= Source =
☆ ☆ ☆ ☆

How did the christening go? Or I hope you enjoy it, depending on when you read this.
Friends we met in Bali ! I've got friends, met mine in the pub down
the road. We do though have a few friends we have met in various parts of
Europe. The latest was last year, where the first woman we spoke to in the
hotel in Corfu knew our local Vicar and his wife.
As to Edinburgh, a great place to lose a few days, we visited the Castle, walked
most of the Royal Mile, went on a Ghost tour, did a trip round the Royal Yacht Britannia
and walked miles around the City. The weather was kind, only one afternoon
of rain, the rest clear sky and mild temperatures .
The hotel was a bit posh, which unfortunately made it expensive to drink, but we
were on full board so we set off in the morning with a hot breakfast inside us and
ended the day in the restaurant with an excellent meal. It was right in the
centre just a half mile from the Castle so very nicely positioned.
[ Side story: Twiddly in Aprica, North East Italy, also hot, slides down slope without
gloves and scrapes hands. Following day falls over hurts arm and has to be
piggy back skied down mountain (no idea how far, suggest 50m) on Instructors back.
Various other complaints follow although she seems to be 50/50 on whether
she's enjoying it or not.]
By the time you read this she'll be back home after a 26 hour coach ride, explaining
to me why her phone bill is so high for last month.

☆ ☆ ☆ ☆

= Requirements =
1. Duplicate a passage from the travel note above. Begin at the words "Various other complaints" and stop after "for last month.".
2. From the travel note above, list every activity the writer names doing in Edinburgh.
3. Answer these from the travel note above:
(a) How far was the Edinburgh hotel from the Castle?
(b) Where was the hotel in which the first woman they spoke to knew their local Vicar?
(c) How long is the coach ride home mentioned near the end?

= Extracted information =
☆ ☆ ☆ ☆

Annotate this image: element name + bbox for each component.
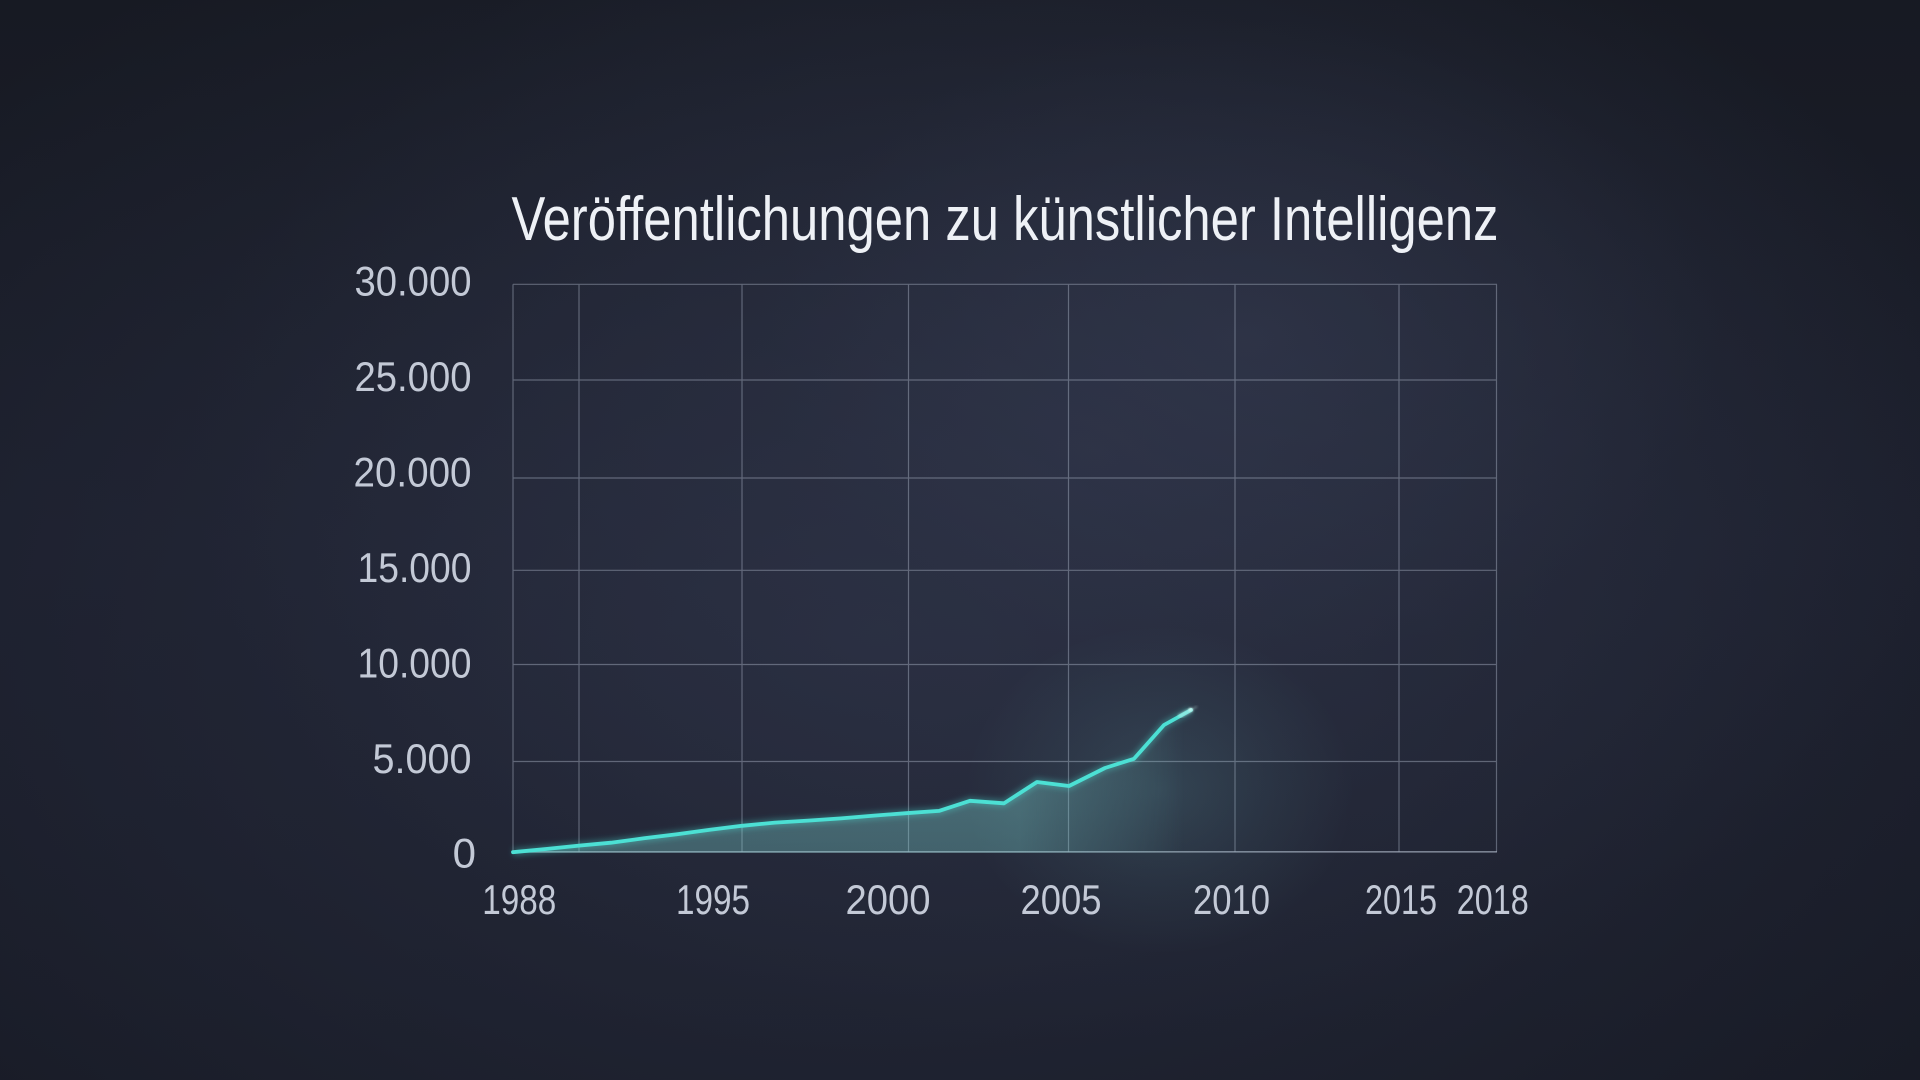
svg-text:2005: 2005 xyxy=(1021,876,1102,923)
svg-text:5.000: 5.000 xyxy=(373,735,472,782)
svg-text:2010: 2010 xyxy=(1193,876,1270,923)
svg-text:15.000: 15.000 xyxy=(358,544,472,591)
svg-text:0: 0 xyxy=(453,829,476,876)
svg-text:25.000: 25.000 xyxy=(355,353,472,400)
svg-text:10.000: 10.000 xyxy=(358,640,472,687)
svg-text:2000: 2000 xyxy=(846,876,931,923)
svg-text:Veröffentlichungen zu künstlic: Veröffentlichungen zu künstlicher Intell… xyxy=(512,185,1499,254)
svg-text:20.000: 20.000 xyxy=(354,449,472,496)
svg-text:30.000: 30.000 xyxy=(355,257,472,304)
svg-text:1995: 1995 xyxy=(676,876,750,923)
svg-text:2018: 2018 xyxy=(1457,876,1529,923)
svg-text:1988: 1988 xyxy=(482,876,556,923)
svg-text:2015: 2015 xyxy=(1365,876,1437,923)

☆ ☆ ☆ ☆

= Responses to the tasks =
1.
Various other complaints follow although she seems to be 50/50 on whether
she's enjoying it or not.]
By the time you read this she'll be back home after a 26 hour coach ride, explaining
to me why her phone bill is so high for last month.

2.
- Visited the Castle
- Walked most of the Royal Mile
- Went on a Ghost tour
- Did a trip round the Royal Yacht Britannia
- Walked miles around the City

3.
(a) Half a mile.
(b) Corfu.
(c) 26 hours.